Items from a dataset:
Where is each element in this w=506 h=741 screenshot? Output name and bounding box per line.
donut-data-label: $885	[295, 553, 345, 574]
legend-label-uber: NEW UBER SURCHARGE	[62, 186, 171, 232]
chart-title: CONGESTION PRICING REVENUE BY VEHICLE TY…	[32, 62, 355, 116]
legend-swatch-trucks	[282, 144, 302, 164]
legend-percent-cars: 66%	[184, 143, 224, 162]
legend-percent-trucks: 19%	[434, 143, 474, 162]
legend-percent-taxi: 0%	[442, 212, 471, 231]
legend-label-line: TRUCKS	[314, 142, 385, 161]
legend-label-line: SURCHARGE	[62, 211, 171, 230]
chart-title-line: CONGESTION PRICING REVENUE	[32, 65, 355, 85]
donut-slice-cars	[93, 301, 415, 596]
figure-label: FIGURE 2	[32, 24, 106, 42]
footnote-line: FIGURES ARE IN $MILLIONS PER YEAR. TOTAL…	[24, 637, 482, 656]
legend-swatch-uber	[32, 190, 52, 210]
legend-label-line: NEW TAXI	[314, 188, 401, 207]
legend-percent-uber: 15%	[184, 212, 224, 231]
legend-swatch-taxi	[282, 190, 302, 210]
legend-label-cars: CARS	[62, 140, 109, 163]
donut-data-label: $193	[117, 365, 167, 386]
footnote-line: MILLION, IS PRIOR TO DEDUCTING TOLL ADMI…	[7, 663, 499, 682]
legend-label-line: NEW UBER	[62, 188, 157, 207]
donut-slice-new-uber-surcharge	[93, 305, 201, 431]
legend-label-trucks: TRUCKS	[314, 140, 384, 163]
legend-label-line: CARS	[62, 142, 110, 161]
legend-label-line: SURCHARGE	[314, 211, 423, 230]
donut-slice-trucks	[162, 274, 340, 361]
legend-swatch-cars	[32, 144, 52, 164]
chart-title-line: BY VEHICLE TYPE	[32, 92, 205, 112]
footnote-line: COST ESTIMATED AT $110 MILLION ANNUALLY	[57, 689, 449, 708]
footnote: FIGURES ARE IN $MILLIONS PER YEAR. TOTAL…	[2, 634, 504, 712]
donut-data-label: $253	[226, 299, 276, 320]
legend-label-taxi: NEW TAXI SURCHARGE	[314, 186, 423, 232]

- **Problem details**
Update the lines from the start of the records through the line containing "143, 474, 162]", replacing "screenshot" with "image" and leaving all else unchanged.

- **Correct result**
Where is each element in this w=506 h=741 image? Output name and bounding box per line.
donut-data-label: $885	[295, 553, 345, 574]
legend-label-uber: NEW UBER SURCHARGE	[62, 186, 171, 232]
chart-title: CONGESTION PRICING REVENUE BY VEHICLE TY…	[32, 62, 355, 116]
legend-swatch-trucks	[282, 144, 302, 164]
legend-percent-cars: 66%	[184, 143, 224, 162]
legend-percent-trucks: 19%	[434, 143, 474, 162]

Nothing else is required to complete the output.